++++ MATERIAL TO PROCESS ++++

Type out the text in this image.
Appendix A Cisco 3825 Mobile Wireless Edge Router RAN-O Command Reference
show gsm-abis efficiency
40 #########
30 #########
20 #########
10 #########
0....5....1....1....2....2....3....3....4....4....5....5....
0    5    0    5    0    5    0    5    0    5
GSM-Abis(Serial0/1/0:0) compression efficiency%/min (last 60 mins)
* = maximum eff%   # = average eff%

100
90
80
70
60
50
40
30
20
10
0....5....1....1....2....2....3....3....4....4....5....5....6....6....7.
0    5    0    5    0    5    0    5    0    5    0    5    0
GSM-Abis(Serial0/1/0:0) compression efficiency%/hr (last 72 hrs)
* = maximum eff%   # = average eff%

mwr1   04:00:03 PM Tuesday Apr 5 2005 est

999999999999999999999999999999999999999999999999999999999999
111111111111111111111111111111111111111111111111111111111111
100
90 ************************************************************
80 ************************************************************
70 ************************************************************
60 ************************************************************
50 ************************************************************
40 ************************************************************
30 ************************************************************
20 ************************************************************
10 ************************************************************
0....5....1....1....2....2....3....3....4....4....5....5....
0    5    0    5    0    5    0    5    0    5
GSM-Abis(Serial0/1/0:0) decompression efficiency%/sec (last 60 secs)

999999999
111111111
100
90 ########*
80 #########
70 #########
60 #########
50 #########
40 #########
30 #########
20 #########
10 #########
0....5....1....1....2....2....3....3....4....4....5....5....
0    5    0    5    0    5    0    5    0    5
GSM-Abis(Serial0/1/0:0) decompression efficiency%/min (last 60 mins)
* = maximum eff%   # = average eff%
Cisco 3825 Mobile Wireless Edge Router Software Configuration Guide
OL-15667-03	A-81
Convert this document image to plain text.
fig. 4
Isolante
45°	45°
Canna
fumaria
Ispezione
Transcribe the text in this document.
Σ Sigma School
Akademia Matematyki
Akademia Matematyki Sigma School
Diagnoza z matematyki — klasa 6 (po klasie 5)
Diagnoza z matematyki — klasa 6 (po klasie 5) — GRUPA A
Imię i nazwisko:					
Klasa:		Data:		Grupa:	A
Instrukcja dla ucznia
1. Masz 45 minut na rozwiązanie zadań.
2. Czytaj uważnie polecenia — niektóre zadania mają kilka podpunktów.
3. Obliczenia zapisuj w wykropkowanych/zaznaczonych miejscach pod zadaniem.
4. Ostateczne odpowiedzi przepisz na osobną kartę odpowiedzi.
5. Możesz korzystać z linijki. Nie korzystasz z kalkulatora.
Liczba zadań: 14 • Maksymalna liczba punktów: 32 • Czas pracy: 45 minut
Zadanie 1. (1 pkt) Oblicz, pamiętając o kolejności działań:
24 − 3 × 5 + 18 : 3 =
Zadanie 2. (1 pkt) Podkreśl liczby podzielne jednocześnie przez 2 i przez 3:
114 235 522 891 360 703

++++

## REQUIRED WORK
Isolate each line of the listing above that includes "zadań". Copy it.

## SOLUTION
1. Masz 45 minut na rozwiązanie zadań.
Liczba zadań: 14 • Maksymalna liczba punktów: 32 • Czas pracy: 45 minut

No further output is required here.